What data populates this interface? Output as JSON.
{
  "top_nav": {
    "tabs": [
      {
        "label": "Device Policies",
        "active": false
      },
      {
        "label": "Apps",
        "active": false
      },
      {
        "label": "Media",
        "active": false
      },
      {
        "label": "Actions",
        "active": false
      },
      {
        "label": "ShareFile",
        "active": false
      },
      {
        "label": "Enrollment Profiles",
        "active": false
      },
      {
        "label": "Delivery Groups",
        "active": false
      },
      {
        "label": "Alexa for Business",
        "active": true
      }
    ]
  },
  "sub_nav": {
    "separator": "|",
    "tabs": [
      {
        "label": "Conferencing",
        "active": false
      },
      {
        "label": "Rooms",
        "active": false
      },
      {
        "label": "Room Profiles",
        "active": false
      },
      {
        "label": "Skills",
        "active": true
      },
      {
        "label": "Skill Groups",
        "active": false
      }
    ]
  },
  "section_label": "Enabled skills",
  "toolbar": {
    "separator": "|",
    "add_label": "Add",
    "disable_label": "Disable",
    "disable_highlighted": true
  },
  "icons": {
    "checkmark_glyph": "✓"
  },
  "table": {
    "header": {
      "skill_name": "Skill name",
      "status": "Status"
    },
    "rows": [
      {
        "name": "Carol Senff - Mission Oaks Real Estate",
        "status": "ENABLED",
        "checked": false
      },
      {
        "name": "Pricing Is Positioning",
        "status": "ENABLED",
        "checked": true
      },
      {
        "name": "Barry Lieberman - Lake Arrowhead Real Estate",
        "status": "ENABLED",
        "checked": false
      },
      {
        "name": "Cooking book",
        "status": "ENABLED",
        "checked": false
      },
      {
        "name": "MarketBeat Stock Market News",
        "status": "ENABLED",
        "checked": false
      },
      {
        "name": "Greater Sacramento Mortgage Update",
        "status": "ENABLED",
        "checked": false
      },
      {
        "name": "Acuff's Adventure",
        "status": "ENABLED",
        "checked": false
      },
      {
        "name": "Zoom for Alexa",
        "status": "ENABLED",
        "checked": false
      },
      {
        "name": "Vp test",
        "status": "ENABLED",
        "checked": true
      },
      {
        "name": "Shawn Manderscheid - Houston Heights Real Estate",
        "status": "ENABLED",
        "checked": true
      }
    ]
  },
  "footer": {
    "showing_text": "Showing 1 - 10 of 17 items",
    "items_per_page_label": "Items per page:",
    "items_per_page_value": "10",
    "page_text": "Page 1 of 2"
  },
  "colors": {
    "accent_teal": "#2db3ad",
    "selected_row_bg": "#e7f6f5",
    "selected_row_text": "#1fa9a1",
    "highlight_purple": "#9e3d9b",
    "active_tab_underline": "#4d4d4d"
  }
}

::::::::::

**Your instructions:** Write out the material exactly as given.

**Solution below:**
What data populates this interface? Output as JSON.
{
  "top_nav": {
    "tabs": [
      {
        "label": "Device Policies",
        "active": false
      },
      {
        "label": "Apps",
        "active": false
      },
      {
        "label": "Media",
        "active": false
      },
      {
        "label": "Actions",
        "active": false
      },
      {
        "label": "ShareFile",
        "active": false
      },
      {
        "label": "Enrollment Profiles",
        "active": false
      },
      {
        "label": "Delivery Groups",
        "active": false
      },
      {
        "label": "Alexa for Business",
        "active": true
      }
    ]
  },
  "sub_nav": {
    "separator": "|",
    "tabs": [
      {
        "label": "Conferencing",
        "active": false
      },
      {
        "label": "Rooms",
        "active": false
      },
      {
        "label": "Room Profiles",
        "active": false
      },
      {
        "label": "Skills",
        "active": true
      },
      {
        "label": "Skill Groups",
        "active": false
      }
    ]
  },
  "section_label": "Enabled skills",
  "toolbar": {
    "separator": "|",
    "add_label": "Add",
    "disable_label": "Disable",
    "disable_highlighted": true
  },
  "icons": {
    "checkmark_glyph": "✓"
  },
  "table": {
    "header": {
      "skill_name": "Skill name",
      "status": "Status"
    },
    "rows": [
      {
        "name": "Carol Senff - Mission Oaks Real Estate",
        "status": "ENABLED",
        "checked": false
      },
      {
        "name": "Pricing Is Positioning",
        "status": "ENABLED",
        "checked": true
      },
      {
        "name": "Barry Lieberman - Lake Arrowhead Real Estate",
        "status": "ENABLED",
        "checked": false
      },
      {
        "name": "Cooking book",
        "status": "ENABLED",
        "checked": false
      },
      {
        "name": "MarketBeat Stock Market News",
        "status": "ENABLED",
        "checked": false
      },
      {
        "name": "Greater Sacramento Mortgage Update",
        "status": "ENABLED",
        "checked": false
      },
      {
        "name": "Acuff's Adventure",
        "status": "ENABLED",
        "checked": false
      },
      {
        "name": "Zoom for Alexa",
        "status": "ENABLED",
        "checked": false
      },
      {
        "name": "Vp test",
        "status": "ENABLED",
        "checked": true
      },
      {
        "name": "Shawn Manderscheid - Houston Heights Real Estate",
        "status": "ENABLED",
        "checked": true
      }
    ]
  },
  "footer": {
    "showing_text": "Showing 1 - 10 of 17 items",
    "items_per_page_label": "Items per page:",
    "items_per_page_value": "10",
    "page_text": "Page 1 of 2"
  },
  "colors": {
    "accent_teal": "#2db3ad",
    "selected_row_bg": "#e7f6f5",
    "selected_row_text": "#1fa9a1",
    "highlight_purple": "#9e3d9b",
    "active_tab_underline": "#4d4d4d"
  }
}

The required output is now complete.